Dataset:
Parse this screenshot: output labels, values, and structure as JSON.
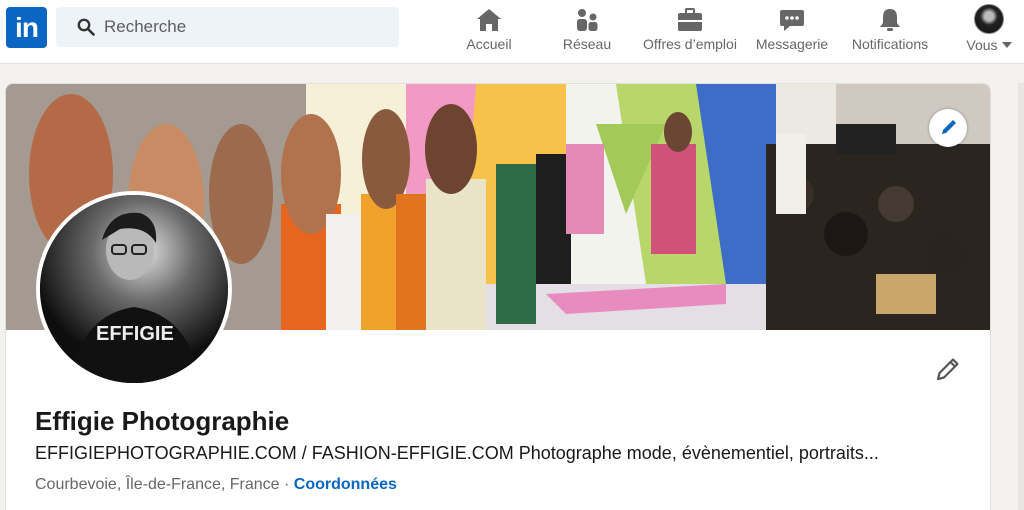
{
  "logo": {
    "text": "in"
  },
  "search": {
    "placeholder": "Recherche"
  },
  "nav": {
    "home": "Accueil",
    "network": "Réseau",
    "jobs": "Offres d’emploi",
    "messaging": "Messagerie",
    "notifications": "Notifications",
    "me": "Vous"
  },
  "profile": {
    "name": "Effigie Photographie",
    "headline": "EFFIGIEPHOTOGRAPHIE.COM / FASHION-EFFIGIE.COM Photographe mode, évènementiel, portraits...",
    "location": "Courbevoie, Île-de-France, France",
    "separator": " · ",
    "contact_link": "Coordonnées",
    "photo_print": "EFFIGIE"
  },
  "colors": {
    "brand": "#0a66c2",
    "nav_text": "#666666",
    "search_bg": "#edf3f8"
  }
}
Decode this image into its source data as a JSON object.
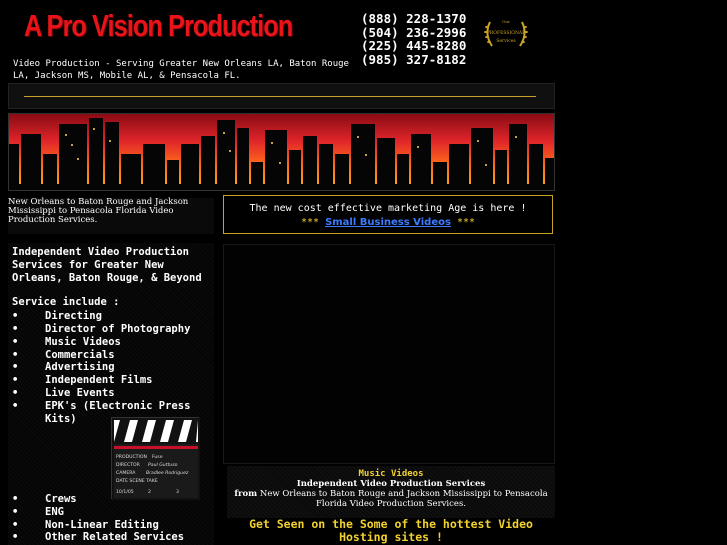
{
  "header": {
    "title": "A Pro Vision Production",
    "tagline": "Video Production - Serving Greater New Orleans LA, Baton Rouge LA, Jackson MS, Mobile AL, & Pensacola FL.",
    "phones": [
      "(888) 228-1370",
      "(504) 236-2996",
      "(225) 445-8280",
      "(985) 327-8182"
    ],
    "award_icon": "award-laurel-icon",
    "award_text": [
      "Our",
      "PROFESSIONAL",
      "Services"
    ]
  },
  "intro": {
    "text": "New Orleans to Baton Rouge and Jackson Mississippi to Pensacola Florida Video Production Services."
  },
  "marketing": {
    "line1": "The new cost effective marketing Age is here !",
    "stars_left": "***",
    "link_label": "Small Business Videos",
    "stars_right": "***"
  },
  "services": {
    "heading": "Independent Video Production Services for Greater New Orleans, Baton Rouge, & Beyond",
    "subheading": "Service include :",
    "items_primary": [
      "Directing",
      "Director of Photography",
      "Music Videos",
      "Commercials",
      "Advertising",
      "Independent Films",
      "Live Events",
      "EPK's (Electronic Press Kits)"
    ],
    "items_secondary": [
      "Crews",
      "ENG",
      "Non-Linear Editing",
      "Other Related Services"
    ]
  },
  "clapperboard": {
    "rows": [
      "PRODUCTION",
      "DIRECTOR",
      "CAMERA",
      "DATE  SCENE  TAKE"
    ],
    "values": [
      "Fuse",
      "Paul Guttuso",
      "Bradlee Rodriguez"
    ],
    "date_scene_take": [
      "10/1/05",
      "2",
      "3"
    ]
  },
  "music": {
    "title": "Music Videos",
    "subtitle": "Independent Video Production Services",
    "from_label": "from",
    "from_text": "New Orleans to Baton Rouge and Jackson Mississippi to Pensacola Florida Video Production Services.",
    "get_seen": "Get Seen on the Some of the hottest Video Hosting sites !"
  },
  "colors": {
    "title_red": "#e8141a",
    "gold": "#c9a227",
    "yellow": "#f1d22e",
    "link_blue": "#3b7cff"
  }
}
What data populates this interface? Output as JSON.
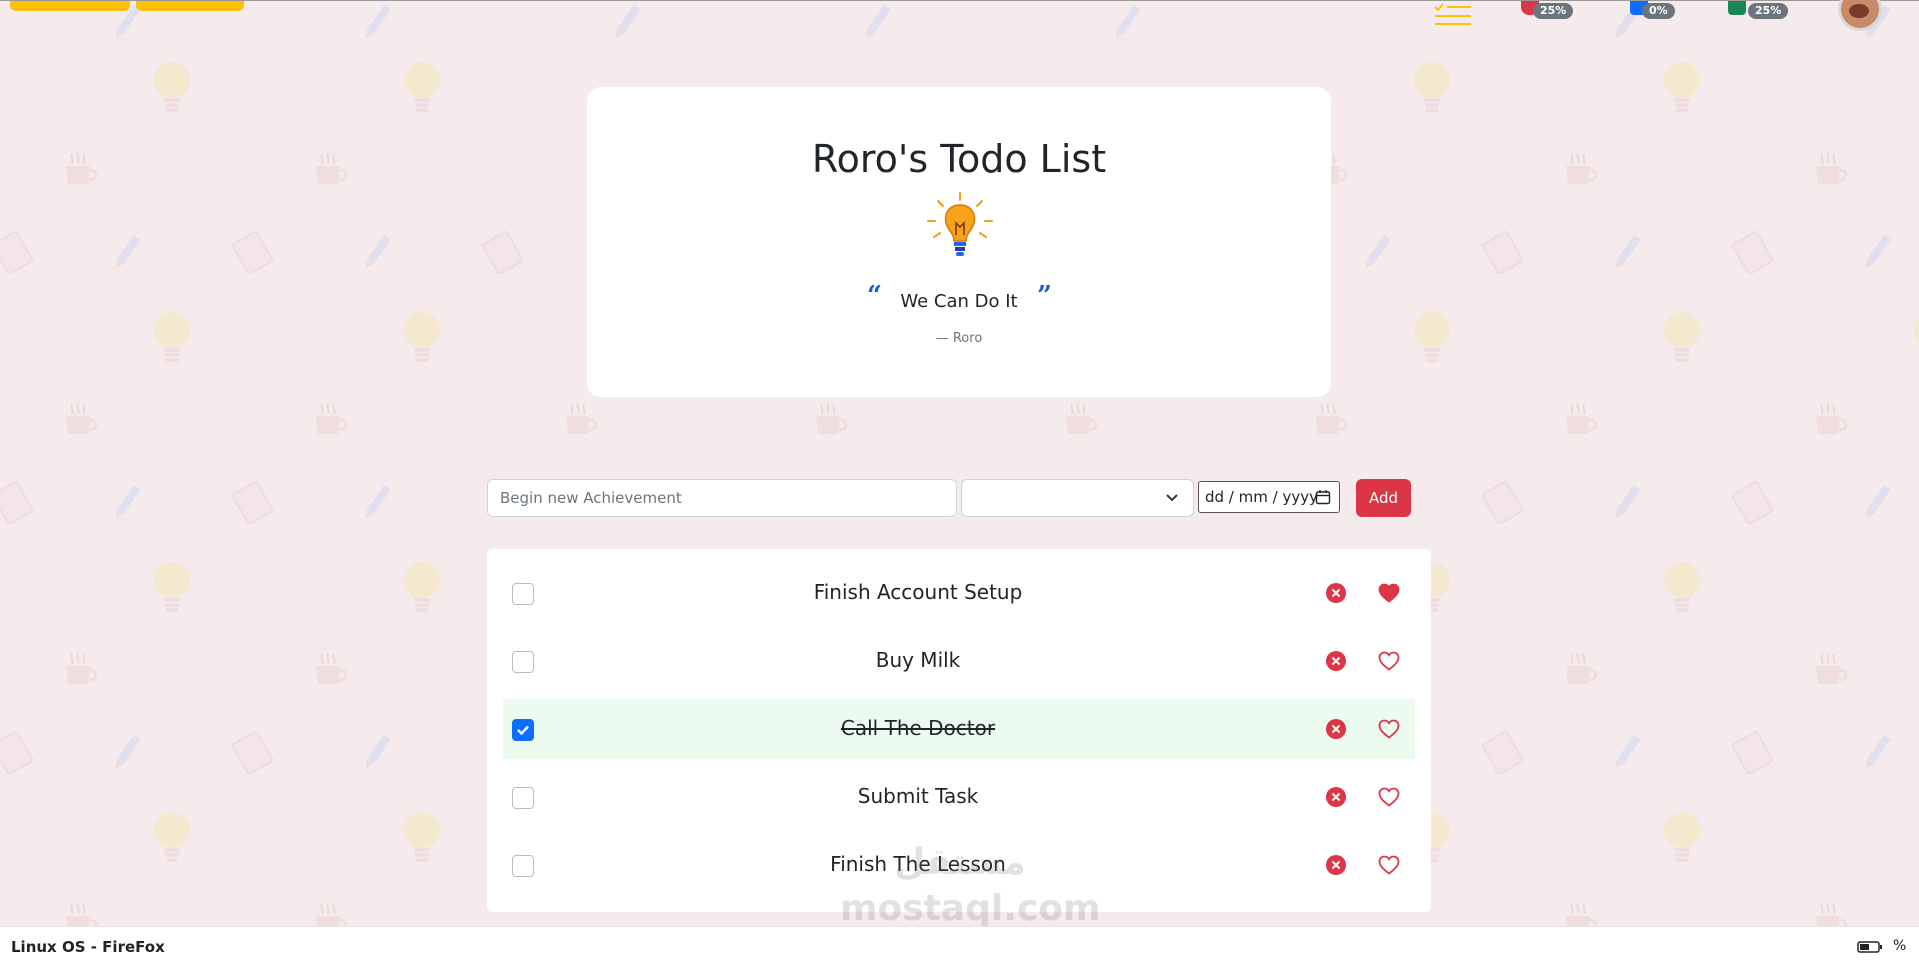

What to do: Copy every line of the listing containing the string "Jackson".

Exercise response:
    "tagline": "Video Production - Serving Greater New Orleans LA, Baton Rouge LA, Jackson MS, Mobile AL, & Pensacola FL.",
    "text": "New Orleans to Baton Rouge and Jackson Mississippi to Pensacola Florida Video Production Services."
    "from_text": "New Orleans to Baton Rouge and Jackson Mississippi to Pensacola Florida Video Production Services.",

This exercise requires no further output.